━━━━━ LISTING

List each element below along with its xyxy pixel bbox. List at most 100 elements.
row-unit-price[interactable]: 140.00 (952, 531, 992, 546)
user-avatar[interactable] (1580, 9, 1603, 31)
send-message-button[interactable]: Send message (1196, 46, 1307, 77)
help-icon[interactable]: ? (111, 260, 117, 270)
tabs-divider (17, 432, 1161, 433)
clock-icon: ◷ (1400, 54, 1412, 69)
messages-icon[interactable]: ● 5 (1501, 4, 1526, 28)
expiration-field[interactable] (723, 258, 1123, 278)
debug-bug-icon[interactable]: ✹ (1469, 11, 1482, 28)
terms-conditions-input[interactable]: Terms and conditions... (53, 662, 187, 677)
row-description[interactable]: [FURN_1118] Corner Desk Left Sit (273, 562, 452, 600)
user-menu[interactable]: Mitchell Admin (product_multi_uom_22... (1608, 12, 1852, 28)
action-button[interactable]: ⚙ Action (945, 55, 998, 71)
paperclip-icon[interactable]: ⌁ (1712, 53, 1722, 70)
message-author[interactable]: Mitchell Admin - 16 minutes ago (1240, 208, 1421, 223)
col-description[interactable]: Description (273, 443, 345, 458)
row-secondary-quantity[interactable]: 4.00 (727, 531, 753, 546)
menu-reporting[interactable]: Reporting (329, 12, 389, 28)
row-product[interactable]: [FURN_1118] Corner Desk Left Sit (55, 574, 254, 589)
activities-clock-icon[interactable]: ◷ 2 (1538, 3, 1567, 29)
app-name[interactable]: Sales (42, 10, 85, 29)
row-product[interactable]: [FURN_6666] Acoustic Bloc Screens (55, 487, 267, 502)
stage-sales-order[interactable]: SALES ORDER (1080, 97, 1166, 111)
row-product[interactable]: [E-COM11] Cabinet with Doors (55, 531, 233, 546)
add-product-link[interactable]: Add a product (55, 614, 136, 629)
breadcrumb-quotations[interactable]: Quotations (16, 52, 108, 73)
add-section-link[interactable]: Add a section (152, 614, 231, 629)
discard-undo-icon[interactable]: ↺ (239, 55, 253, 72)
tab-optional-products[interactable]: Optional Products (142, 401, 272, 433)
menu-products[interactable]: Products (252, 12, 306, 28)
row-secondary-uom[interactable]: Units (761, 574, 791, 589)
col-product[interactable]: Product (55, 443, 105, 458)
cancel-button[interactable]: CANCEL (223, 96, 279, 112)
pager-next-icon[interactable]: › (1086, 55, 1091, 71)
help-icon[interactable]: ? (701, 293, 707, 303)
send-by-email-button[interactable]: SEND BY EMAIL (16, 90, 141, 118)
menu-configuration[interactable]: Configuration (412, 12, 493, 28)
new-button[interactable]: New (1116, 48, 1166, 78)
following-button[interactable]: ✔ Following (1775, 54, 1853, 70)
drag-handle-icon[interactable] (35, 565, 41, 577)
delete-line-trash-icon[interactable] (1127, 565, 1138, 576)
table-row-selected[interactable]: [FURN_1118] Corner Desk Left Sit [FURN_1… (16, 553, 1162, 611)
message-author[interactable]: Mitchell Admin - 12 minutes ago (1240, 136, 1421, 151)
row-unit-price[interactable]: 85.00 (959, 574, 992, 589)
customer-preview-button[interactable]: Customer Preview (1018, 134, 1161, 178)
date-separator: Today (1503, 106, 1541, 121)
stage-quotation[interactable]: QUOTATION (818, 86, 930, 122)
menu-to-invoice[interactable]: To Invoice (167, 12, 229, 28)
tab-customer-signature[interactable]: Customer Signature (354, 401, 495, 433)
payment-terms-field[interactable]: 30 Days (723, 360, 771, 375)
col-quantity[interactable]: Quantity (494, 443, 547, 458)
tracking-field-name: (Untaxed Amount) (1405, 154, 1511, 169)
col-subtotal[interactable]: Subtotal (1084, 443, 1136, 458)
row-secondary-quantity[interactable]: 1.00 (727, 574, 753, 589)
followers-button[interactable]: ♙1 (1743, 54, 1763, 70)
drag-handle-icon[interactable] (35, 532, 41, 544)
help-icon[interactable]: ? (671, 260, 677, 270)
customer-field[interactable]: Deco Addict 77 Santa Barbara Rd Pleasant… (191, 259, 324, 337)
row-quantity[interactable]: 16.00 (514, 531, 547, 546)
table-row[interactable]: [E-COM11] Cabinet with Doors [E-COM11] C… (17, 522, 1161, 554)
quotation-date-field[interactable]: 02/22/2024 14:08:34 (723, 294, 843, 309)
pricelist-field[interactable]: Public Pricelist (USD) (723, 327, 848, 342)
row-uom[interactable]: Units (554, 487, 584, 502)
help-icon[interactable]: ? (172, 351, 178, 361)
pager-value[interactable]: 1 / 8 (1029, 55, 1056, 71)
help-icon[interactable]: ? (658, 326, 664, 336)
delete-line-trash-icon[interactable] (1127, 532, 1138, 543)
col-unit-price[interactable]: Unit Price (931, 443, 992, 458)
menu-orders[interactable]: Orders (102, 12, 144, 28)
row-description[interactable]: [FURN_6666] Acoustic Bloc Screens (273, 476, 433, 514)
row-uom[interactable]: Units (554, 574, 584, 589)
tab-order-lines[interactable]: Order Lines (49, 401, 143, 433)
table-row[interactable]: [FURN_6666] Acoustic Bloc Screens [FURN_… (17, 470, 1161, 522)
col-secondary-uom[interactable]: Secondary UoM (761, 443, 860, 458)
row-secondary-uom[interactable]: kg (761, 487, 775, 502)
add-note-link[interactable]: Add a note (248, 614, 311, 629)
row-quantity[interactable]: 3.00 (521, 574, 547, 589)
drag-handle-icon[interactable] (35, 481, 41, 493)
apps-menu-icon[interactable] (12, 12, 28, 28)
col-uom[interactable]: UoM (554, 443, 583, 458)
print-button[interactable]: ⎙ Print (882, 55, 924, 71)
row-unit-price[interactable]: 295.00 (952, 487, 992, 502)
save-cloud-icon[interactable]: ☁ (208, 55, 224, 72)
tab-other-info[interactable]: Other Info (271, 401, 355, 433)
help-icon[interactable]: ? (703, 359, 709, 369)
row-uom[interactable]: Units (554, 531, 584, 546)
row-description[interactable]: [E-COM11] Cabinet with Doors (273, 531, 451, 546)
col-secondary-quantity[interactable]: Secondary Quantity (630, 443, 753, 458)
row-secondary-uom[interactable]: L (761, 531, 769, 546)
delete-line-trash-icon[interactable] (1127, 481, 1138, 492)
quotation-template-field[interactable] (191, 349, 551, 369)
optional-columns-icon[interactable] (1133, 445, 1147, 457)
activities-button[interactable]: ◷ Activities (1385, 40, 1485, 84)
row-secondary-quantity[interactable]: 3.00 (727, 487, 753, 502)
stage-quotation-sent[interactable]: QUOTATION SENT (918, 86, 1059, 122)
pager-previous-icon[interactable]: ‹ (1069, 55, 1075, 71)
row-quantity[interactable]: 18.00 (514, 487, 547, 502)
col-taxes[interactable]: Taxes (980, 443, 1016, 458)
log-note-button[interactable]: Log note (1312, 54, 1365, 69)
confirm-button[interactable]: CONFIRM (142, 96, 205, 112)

━━━━━━━━━━
━━━━━ LISTING

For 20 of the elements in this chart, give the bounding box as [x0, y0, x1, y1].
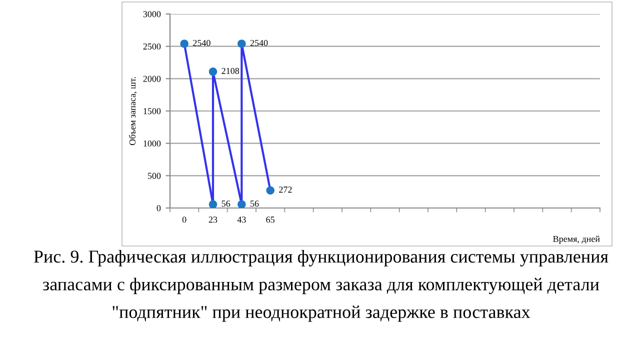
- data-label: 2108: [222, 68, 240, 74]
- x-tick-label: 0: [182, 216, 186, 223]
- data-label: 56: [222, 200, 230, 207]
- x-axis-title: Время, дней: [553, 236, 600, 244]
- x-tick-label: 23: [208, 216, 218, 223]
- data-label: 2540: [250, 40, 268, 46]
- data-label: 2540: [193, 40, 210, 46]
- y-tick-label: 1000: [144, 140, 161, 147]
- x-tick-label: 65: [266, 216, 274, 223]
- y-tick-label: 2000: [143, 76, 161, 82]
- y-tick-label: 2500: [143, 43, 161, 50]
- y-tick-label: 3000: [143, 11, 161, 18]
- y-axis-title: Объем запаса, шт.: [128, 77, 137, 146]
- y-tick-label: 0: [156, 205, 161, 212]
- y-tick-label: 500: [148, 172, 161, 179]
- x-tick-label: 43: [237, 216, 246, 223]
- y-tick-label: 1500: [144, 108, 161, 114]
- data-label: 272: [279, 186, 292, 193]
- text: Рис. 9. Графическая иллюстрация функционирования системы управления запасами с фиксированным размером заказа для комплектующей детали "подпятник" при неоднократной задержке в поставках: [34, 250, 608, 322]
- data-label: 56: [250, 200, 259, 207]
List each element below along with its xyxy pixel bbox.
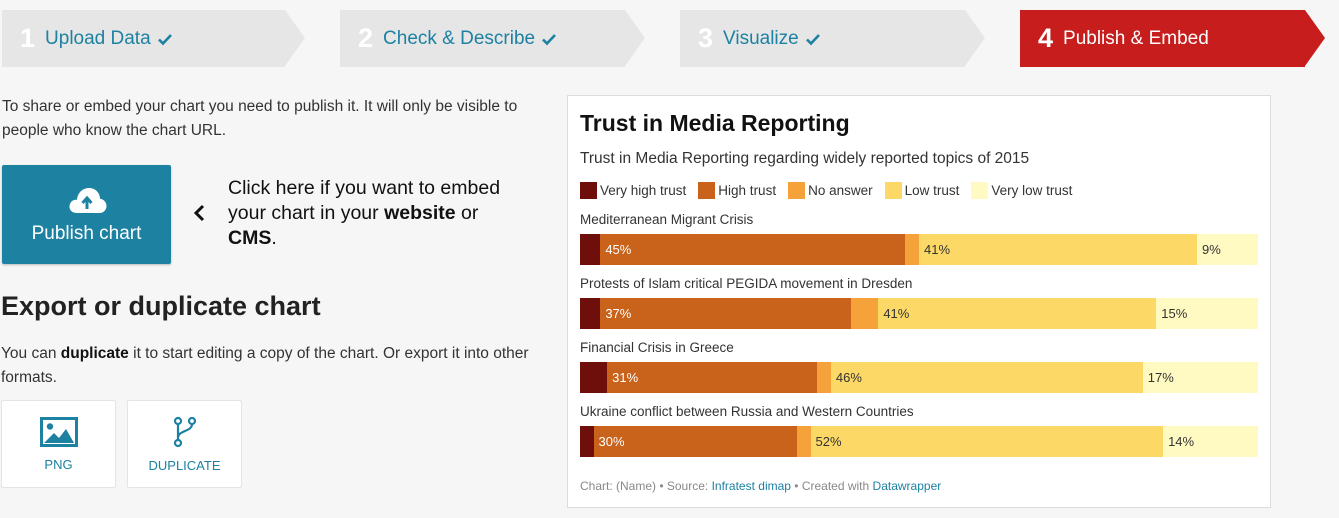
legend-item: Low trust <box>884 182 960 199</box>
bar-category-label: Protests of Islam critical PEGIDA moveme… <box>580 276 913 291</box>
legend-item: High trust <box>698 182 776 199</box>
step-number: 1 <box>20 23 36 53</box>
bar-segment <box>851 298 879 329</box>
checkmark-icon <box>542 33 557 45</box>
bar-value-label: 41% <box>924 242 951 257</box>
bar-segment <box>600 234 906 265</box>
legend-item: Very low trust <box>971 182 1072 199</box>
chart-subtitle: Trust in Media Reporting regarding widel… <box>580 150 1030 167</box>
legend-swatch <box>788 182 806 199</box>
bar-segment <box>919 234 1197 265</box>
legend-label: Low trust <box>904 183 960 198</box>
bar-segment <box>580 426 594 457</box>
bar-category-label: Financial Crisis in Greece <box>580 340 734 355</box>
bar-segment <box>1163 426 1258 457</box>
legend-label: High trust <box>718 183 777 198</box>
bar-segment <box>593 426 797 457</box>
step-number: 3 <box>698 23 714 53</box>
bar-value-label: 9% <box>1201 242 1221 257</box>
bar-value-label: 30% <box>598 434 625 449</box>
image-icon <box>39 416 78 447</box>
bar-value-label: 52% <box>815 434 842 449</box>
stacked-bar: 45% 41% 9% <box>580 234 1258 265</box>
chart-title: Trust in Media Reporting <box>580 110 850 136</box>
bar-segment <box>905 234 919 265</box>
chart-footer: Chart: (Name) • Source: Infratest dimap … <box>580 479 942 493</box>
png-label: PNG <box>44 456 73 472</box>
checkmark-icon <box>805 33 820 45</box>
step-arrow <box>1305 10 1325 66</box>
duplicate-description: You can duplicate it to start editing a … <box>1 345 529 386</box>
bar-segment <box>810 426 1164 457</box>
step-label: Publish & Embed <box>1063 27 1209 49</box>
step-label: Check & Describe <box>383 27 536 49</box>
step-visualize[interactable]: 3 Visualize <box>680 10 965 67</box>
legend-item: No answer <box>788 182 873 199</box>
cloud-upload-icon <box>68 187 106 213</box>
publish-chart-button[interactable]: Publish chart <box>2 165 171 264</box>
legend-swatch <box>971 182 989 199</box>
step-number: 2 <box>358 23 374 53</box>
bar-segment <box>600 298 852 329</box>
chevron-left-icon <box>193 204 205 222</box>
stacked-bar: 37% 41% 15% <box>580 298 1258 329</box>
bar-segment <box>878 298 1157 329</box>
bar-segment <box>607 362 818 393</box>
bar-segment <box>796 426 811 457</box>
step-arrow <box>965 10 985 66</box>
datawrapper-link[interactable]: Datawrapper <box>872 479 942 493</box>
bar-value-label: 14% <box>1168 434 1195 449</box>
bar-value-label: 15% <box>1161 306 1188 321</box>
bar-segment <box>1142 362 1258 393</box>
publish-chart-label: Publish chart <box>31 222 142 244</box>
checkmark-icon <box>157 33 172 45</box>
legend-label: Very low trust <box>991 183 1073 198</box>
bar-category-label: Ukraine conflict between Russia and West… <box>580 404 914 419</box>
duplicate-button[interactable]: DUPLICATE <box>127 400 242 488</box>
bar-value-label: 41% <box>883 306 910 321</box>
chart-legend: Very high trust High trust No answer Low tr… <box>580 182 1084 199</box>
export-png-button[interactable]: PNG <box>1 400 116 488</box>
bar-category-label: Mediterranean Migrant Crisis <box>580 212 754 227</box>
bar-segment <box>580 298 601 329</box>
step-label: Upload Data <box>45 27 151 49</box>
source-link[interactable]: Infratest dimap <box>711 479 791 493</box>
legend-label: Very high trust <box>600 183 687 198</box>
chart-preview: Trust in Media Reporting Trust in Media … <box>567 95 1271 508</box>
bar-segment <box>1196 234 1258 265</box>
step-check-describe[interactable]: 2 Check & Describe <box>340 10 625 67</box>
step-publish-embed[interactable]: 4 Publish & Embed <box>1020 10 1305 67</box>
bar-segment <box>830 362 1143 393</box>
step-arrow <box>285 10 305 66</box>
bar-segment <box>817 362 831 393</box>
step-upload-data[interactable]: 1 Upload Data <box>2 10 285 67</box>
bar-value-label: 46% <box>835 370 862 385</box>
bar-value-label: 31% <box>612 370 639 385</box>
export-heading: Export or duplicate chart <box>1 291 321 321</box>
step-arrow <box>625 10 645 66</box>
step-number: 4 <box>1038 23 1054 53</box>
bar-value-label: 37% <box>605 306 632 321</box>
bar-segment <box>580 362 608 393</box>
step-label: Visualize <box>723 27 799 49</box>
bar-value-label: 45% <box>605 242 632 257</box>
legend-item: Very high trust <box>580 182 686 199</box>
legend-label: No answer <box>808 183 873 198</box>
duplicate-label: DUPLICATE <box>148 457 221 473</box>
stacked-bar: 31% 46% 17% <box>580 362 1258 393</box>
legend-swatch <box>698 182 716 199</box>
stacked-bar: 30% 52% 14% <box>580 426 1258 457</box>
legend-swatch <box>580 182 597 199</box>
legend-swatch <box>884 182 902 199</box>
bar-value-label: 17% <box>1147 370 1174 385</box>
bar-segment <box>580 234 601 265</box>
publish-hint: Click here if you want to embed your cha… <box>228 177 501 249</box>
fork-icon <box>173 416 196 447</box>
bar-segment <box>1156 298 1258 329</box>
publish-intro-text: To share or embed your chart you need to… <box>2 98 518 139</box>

━━━━━━━━━━

▶ _WHAT TO PRODUCE_: Rewrite the listing lines starting with the line with "List each element below along with its xyxy pixel bbox. List" and going on through the line with "terms-conditions-input[interactable]: Terms and", replacing "expiration-field" with "validity-date-field" and leaving everything else unchanged.

▶ _RESULT FOR THIS EXERCISE_:
List each element below along with its xyxy pixel bbox. List at most 100 elements.
row-unit-price[interactable]: 140.00 (952, 531, 992, 546)
user-avatar[interactable] (1580, 9, 1603, 31)
send-message-button[interactable]: Send message (1196, 46, 1307, 77)
help-icon[interactable]: ? (111, 260, 117, 270)
tabs-divider (17, 432, 1161, 433)
clock-icon: ◷ (1400, 54, 1412, 69)
messages-icon[interactable]: ● 5 (1501, 4, 1526, 28)
validity-date-field[interactable] (723, 258, 1123, 278)
debug-bug-icon[interactable]: ✹ (1469, 11, 1482, 28)
terms-conditions-input[interactable]: Terms and conditions... (53, 662, 187, 677)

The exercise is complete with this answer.